Stated exercise:
Extend the blog post about horses living in the present and the human drive to achieve, beginning immediately after its final sentence.

Text shown:
──────
Monday, 14 March 2016

It is not all about achievements!

I suspect many of us humans muse away many hours each week, and many weeks each year and then many years of our lives thinking, hoping, worrying about what we will become!

What's wrong with this?  Plenty!

It takes us away from a focus on how we want to live! We get so caught up in what we will do, achieve and "be" that we don't live now, today, here and in the present. This is so different in approach from our horses' way of life, one lacking in any need to plan or aspire - just  live!

We can all get caught up in the rat race of achieving, especially when we take on a sport such as riding. I hear people talk about my horses in the context of what they could achieve or should have achieved!

As an example,  Solar Sue has spent her life playing polo.  She was a high goal playing pony ie. damned good and with the softest of mouths!  When I retired her and began a little local dressage competing, I would hear people say 'she has lovely movement what a waste she spent her career in polo'.  What a judgement!


Solar Sue's Dressage outings in the New Forest

Then there is Grace - a stunning, 17.1 hh (ish) warmblood, bred by the Dutch Vet to the Dutch Dressage team, specifically for a dressage career.  Then I rocked up, met her, bought her and her promising dressage career, with BD points already in the bag by 6 years of age, came to a grinding halt!

Grace grazing, living out 24 x 7

Has Solar 'wasted' her life? Has Grace failed to reach her potential? 

I have wrestled many times with these thoughts.  Then a little voice in my head reminds me that "they are horses - do you really think they have career plans, career goals and career aspirations?"  Put like that it does sound somewhat crazy to humanise our own 'achievement obsession' onto our horses!

In the case of Grace and Solar, I believe from my own observations that they live for today, in the moment, very much focused on now.  This shows up in the way they express their individual needs for food, space, to be scratched, NOT to be ridden, in no mood for change etc.


Grace enjoying space even from her best field buddy




Spiritual gurus say that enlightenment is not an achievement, it's more like a 'homecoming'.  

I have come to think that one of the big attractions for humans withhorses is in being around this very purity that they offer by being in the "now" and being true to their nature, and needs.  Such purity is comforting.  It is honest and welcoming.  It may seem to some like a form of enlightenment.  

Can we humans achieve enlightenment?  How would  this sense of  "homecoming" feel to us?

It must be similar to being "comfortable in your skin".  It must be based in knowing yourself and being accepting of yourself and your situation, moment by moment, such that there is no need to strive for anything else or betyer - beyond the current moment. 

When we think of striving and achieving I look at a horse and I see their main achievement staring us right in our face!  They stand with their heads down.  They walk and graze and sleep with their heads down. They are 'downward looking' beings.   In contrast we 'busy bee' humans tend to look up; we are 'heavenward looking'.  We walk aggressively, we de-value our planet  - after all heaven isn't here it is up there and up there is where we aspire to end our days!
──────
Listing:
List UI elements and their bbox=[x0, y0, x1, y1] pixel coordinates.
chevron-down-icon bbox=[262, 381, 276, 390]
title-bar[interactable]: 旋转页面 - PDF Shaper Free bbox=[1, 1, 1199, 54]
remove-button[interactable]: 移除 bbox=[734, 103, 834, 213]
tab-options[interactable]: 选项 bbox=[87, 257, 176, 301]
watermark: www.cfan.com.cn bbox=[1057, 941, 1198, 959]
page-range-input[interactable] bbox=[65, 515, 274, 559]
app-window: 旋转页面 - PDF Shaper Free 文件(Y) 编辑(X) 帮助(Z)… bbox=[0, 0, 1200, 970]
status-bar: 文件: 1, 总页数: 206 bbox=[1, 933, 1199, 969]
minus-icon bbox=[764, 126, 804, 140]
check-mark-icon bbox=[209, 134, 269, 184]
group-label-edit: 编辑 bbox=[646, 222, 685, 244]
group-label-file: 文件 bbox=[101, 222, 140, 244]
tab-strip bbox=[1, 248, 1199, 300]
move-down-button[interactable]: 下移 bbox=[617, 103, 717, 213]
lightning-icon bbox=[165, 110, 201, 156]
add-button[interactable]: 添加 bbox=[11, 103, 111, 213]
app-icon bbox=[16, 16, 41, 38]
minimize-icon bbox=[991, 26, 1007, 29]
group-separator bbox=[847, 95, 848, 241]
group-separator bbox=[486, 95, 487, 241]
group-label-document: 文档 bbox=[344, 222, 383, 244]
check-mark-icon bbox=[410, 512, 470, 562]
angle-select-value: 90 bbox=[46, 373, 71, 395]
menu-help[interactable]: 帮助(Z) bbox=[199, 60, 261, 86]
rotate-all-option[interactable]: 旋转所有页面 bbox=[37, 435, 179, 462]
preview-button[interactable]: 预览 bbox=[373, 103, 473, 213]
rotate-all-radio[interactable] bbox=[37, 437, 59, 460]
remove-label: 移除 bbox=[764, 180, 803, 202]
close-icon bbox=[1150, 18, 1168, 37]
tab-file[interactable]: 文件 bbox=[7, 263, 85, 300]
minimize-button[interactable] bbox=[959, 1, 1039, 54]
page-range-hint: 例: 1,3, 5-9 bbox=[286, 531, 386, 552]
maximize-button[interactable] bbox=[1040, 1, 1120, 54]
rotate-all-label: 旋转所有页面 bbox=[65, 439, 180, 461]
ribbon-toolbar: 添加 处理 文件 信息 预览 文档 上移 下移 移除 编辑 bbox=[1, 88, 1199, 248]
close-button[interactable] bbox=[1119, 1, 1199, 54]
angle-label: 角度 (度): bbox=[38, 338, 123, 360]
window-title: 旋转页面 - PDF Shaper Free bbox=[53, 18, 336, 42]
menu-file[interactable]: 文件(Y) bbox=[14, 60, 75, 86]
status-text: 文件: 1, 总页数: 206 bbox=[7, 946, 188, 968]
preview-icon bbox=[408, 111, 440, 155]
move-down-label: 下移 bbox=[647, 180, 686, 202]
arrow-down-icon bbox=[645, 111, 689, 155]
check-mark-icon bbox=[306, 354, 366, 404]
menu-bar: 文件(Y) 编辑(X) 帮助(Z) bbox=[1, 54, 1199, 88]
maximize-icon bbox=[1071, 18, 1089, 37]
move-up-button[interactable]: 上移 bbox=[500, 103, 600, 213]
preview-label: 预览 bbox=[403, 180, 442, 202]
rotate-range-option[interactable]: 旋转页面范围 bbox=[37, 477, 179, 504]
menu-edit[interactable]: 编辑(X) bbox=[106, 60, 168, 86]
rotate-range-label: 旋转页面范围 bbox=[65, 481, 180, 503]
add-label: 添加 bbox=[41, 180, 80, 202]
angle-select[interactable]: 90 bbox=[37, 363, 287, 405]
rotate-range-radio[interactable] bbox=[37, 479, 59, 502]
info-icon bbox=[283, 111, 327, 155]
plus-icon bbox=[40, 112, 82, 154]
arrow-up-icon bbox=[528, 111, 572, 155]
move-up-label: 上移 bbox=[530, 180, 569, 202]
──────
Response for this exercise:
Striving ruins our ability to see what we have today!

I may be stretching things a little here but I fundamentally believe that we have so much to learn about how to be our fullest self, from watching our horses and their nature.

The spirit of the horse is without agenda, ego, aspiration or grudges.  Only in the hands of humans do we see a horse's spirit and fullest self shut down, become aggressive, or fearful.  Equally, it is under our influence that we see them adorned with rosettes and bling and glitz of success!  Bottom line however is that if left to their own devices the horse remains true to his spirit and instinct regardless of achievements which no doubt wouldn't feature in their 'daily to do list'!

Solar Sue and her filly foal in 2002
What if we too could be left to our own devices?  Free to find our true spirit and instinct?  We would be free from gender, culture and age related expectations and obligations.  Could our role as working, married, child raising adults be filled with joy and simplicity instead of strife and complexity?  One thing is for sure -  currently we get so lost in looking upwards, so caught up in thinking about our future that many of us miss out on today! Our horses do not!

Horses remain focused on today - I don't care how talented they are, or what discipline they are trained to perform in.  The nature of the horse is not by instinct - achievement bound.  That is our domain. 



Fortunately we can change.  I am changing.  Slowly.  Our horses change and adapt to oblige us with our whims and goals, so it is foolish and rude, to think we don't need to do a little adapting along the way too.

For me, the biggest change in myself in the last 2 years has been the sudden loss of Goals and ambition.  Maybe it is age or energy related?  I don't think so.  Career and life goals simply feel less relevant and a bit silly! Oops ...  now I am wondering if that's how we make our horses feel?

Another topic for another day!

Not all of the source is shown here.